> What is being asked
Report how many lines in the records hold the string "icon"; give the number and nothing else.

> Supplied information
◇ ◇ ◇ ◇ ◇ ◇ ◇
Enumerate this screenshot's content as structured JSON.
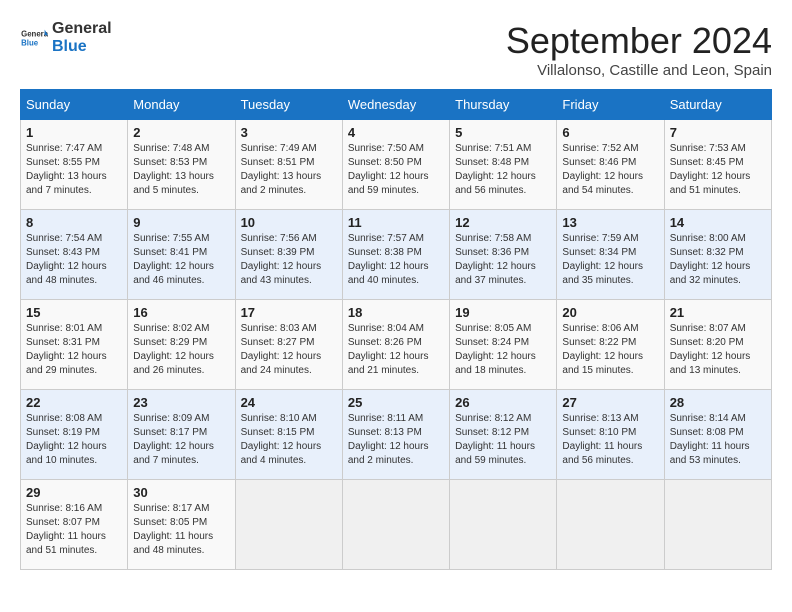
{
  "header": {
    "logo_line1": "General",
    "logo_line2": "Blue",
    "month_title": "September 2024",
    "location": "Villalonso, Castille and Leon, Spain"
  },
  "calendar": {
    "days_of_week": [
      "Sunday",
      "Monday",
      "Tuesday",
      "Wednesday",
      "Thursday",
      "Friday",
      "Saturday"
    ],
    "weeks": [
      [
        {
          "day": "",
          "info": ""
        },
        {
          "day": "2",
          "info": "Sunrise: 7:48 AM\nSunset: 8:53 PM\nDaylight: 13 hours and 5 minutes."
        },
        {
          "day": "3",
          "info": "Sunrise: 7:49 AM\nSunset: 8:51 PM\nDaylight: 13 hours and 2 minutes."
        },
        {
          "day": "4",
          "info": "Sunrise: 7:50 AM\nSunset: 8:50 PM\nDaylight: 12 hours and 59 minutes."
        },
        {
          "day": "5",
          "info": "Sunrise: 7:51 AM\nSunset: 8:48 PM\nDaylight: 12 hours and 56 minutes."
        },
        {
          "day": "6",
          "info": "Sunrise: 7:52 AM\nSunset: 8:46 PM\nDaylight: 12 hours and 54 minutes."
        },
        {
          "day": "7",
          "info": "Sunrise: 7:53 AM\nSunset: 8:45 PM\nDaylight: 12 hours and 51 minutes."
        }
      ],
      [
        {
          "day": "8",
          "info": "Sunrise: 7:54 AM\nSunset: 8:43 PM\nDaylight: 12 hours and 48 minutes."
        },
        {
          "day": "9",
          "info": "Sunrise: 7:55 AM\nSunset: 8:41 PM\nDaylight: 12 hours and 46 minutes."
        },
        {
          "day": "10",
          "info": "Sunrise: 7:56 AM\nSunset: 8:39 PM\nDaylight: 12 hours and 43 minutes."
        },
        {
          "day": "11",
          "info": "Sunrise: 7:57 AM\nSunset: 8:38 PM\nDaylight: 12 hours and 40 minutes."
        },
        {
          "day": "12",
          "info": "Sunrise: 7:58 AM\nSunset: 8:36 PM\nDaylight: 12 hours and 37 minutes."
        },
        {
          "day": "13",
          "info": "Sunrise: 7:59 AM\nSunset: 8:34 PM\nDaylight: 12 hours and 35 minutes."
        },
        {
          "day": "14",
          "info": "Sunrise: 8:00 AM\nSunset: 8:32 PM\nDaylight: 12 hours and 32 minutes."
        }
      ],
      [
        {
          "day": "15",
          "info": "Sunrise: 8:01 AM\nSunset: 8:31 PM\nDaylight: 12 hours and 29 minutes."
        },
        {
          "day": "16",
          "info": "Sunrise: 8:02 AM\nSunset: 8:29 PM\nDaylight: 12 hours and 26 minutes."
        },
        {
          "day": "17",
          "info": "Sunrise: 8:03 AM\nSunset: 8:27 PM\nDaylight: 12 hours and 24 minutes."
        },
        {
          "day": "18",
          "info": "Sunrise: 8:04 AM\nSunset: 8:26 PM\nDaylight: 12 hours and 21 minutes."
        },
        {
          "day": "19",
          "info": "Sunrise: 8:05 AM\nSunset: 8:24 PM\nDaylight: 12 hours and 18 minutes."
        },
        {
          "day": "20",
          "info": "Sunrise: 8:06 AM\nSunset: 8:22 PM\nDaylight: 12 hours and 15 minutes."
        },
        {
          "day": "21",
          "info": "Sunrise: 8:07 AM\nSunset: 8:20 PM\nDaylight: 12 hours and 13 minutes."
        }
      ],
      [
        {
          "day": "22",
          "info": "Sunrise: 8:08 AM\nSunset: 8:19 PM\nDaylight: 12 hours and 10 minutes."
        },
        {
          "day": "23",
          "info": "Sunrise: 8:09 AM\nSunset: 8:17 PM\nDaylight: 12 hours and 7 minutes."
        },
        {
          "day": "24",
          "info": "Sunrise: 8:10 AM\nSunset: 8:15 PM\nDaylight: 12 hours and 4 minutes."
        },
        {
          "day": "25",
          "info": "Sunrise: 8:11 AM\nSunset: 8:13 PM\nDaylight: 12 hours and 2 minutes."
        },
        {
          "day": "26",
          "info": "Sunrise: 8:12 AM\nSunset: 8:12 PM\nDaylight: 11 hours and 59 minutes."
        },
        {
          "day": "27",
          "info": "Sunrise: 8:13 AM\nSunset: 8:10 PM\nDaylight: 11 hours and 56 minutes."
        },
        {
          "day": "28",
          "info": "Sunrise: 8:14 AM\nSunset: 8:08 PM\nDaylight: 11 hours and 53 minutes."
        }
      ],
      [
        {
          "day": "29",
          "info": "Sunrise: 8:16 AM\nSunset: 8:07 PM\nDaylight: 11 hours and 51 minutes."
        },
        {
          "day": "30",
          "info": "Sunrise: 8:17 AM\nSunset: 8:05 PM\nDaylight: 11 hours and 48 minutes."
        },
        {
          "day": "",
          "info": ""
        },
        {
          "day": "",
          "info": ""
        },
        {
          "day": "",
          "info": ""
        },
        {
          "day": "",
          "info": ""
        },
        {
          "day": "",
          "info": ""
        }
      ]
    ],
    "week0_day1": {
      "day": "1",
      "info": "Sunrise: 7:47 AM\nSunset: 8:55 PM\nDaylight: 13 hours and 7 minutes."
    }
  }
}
◇ ◇ ◇ ◇ ◇ ◇ ◇
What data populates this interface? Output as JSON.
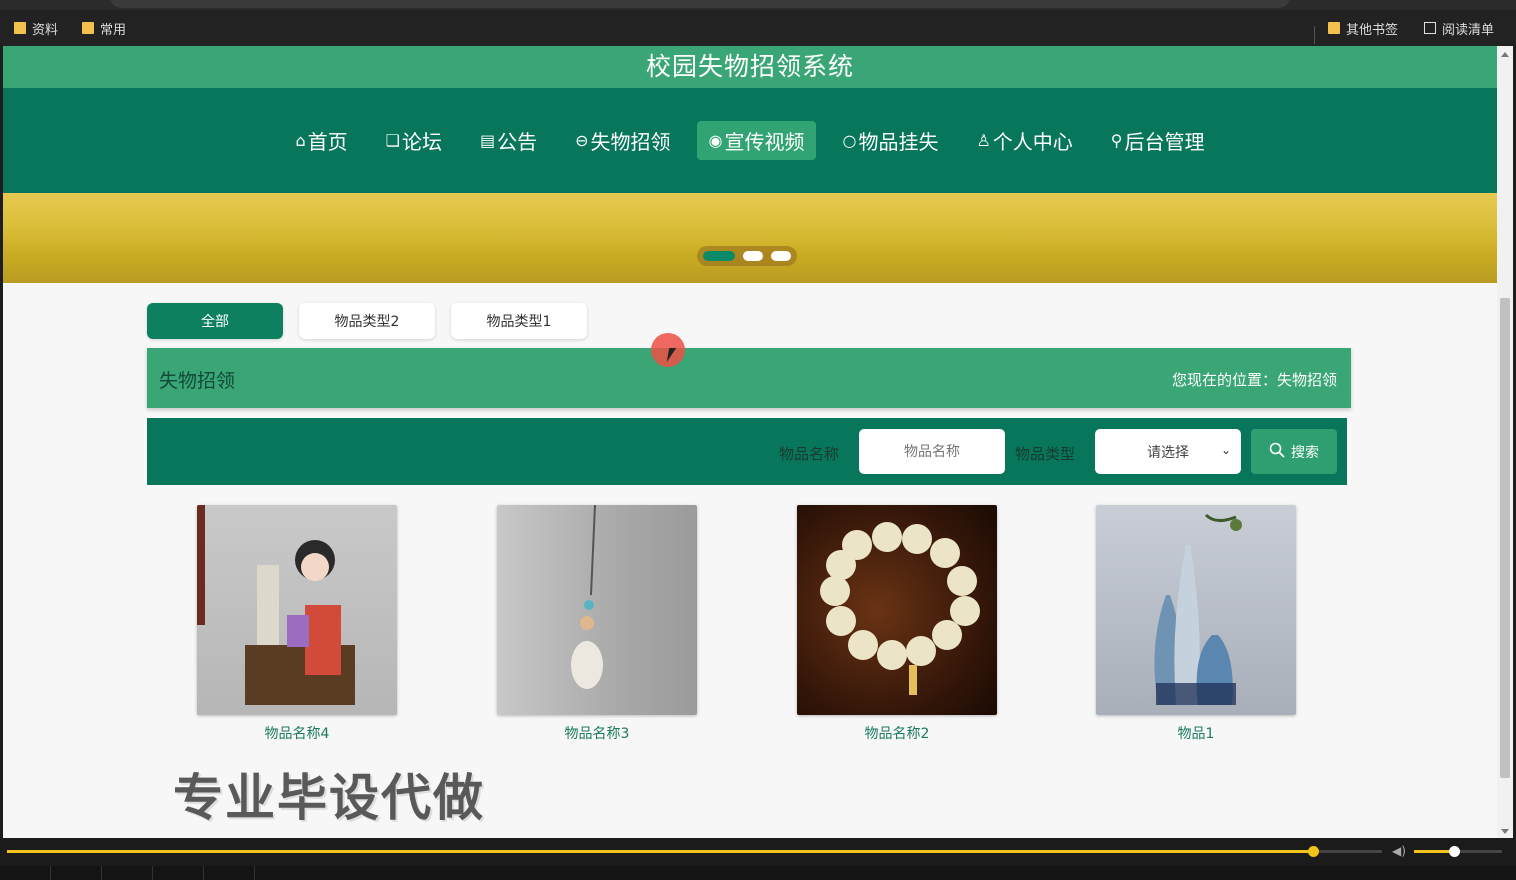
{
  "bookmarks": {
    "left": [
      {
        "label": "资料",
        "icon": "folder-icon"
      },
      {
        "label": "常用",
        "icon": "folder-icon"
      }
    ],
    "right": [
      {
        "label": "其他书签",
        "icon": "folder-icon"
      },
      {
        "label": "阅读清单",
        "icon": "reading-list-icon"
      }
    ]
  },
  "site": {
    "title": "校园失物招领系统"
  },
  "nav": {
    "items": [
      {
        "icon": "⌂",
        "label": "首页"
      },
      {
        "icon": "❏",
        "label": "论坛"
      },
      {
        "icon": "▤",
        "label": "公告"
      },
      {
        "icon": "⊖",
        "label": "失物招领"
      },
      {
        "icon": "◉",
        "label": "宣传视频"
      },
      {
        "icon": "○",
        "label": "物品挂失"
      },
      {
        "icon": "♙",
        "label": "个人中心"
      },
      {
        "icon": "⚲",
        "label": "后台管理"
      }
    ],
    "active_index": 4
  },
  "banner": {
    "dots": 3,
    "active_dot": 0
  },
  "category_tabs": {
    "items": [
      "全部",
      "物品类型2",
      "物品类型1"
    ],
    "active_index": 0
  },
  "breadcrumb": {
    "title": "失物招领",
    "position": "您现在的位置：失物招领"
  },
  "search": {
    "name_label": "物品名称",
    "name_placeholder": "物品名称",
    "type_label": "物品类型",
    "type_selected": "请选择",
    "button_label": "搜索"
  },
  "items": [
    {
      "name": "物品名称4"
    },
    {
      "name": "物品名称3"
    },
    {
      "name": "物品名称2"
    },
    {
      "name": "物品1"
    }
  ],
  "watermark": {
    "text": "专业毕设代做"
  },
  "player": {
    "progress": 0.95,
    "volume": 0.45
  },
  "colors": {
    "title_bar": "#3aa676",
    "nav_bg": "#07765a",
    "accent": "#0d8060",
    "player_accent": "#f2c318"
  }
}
◇ ◇ ◇ ◇ ◇ ◇ ◇
> Task answer
12